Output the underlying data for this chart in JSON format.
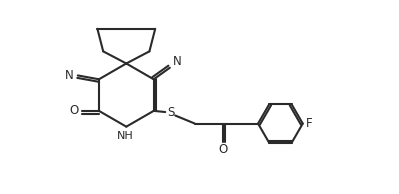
{
  "bg_color": "#ffffff",
  "line_color": "#2a2a2a",
  "lw": 1.5,
  "figsize": [
    3.99,
    1.94
  ],
  "dpi": 100,
  "xlim": [
    0,
    10
  ],
  "ylim": [
    0,
    5
  ]
}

» Stated exercise
With the pictures omitted, reproduce the records in full and exactly.

» Task output
Output the underlying data for this chart in JSON format.
{
  "bg_color": "#ffffff",
  "line_color": "#2a2a2a",
  "lw": 1.5,
  "figsize": [
    3.99,
    1.94
  ],
  "dpi": 100,
  "xlim": [
    0,
    10
  ],
  "ylim": [
    0,
    5
  ]
}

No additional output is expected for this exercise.